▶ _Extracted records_
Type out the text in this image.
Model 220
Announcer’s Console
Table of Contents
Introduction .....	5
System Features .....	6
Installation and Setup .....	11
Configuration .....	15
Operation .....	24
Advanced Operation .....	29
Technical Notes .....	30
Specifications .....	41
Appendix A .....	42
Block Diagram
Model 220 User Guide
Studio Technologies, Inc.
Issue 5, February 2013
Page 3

▶ _STATED GOAL_
From the records, copy every line that has the string "Operation" in it.

▶ _FINISHED TASK_
Operation .....	24
Advanced Operation .....	29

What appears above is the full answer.